Dataset entries
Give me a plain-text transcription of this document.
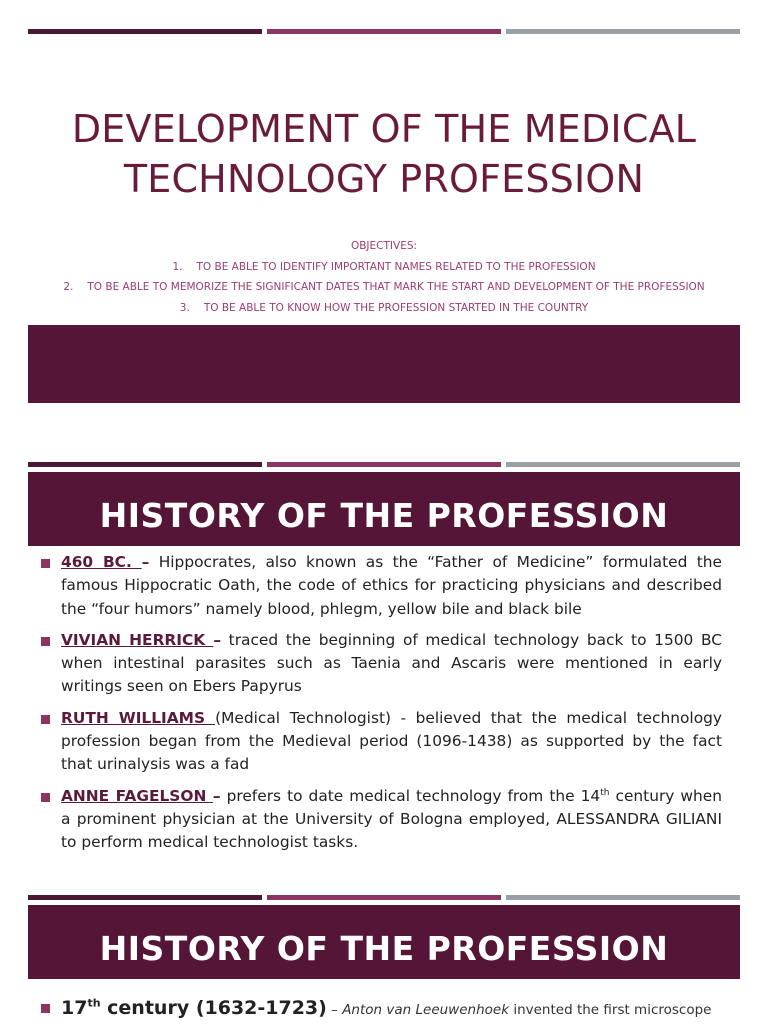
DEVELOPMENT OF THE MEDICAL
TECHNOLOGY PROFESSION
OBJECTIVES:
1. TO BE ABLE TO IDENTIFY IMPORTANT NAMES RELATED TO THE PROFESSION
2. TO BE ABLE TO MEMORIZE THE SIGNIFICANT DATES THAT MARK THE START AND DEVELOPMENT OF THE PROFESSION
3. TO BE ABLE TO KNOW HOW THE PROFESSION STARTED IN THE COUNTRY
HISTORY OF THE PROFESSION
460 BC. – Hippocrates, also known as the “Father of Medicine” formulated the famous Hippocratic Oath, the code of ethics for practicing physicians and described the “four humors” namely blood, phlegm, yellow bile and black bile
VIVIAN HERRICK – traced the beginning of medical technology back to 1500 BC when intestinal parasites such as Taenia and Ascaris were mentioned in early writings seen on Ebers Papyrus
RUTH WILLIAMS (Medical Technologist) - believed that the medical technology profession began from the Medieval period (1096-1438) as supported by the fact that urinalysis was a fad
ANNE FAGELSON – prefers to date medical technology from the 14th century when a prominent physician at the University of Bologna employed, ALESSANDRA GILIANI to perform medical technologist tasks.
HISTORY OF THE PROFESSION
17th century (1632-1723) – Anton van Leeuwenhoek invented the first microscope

...

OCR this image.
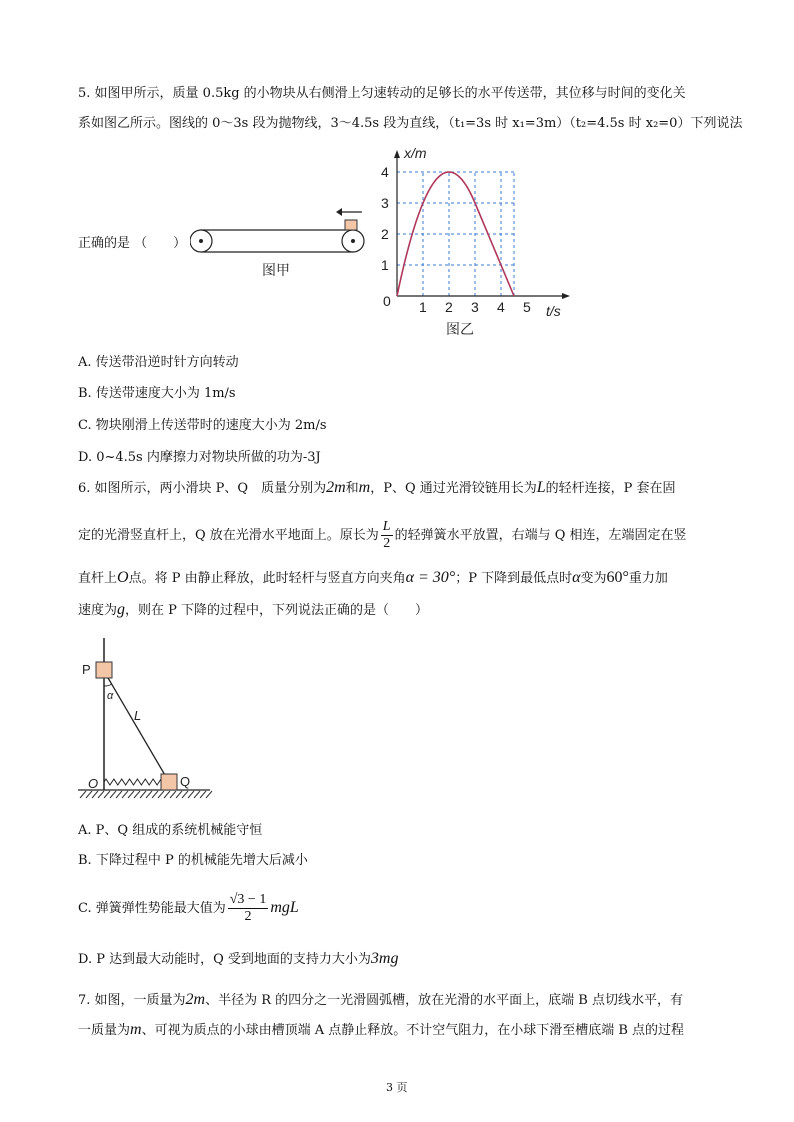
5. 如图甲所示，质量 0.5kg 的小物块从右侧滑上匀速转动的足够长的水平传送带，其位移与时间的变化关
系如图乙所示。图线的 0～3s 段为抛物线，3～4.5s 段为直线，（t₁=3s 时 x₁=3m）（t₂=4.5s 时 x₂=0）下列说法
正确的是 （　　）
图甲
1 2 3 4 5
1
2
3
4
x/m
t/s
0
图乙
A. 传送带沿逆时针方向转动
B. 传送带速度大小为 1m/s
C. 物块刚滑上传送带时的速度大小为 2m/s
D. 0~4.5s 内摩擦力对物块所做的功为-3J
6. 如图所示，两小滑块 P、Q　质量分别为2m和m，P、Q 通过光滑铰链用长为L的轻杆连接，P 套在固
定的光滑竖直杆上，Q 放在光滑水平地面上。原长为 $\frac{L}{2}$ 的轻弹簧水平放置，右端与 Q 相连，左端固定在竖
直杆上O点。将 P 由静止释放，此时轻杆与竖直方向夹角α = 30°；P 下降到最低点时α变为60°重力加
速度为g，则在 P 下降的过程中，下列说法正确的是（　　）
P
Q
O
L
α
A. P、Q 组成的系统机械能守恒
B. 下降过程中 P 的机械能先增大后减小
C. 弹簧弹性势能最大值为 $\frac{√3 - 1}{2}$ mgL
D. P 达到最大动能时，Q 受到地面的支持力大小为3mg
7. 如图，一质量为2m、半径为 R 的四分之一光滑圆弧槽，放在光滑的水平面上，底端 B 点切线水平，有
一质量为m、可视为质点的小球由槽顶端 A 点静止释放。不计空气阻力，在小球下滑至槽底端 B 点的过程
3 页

Written instruction: Look through the entries above and list every line containing "when".

Response:
VIVIAN HERRICK – traced the beginning of medical technology back to 1500 BC when intestinal parasites such as Taenia and Ascaris were mentioned in early writings seen on Ebers Papyrus
ANNE FAGELSON – prefers to date medical technology from the 14th century when a prominent physician at the University of Bologna employed, ALESSANDRA GILIANI to perform medical technologist tasks.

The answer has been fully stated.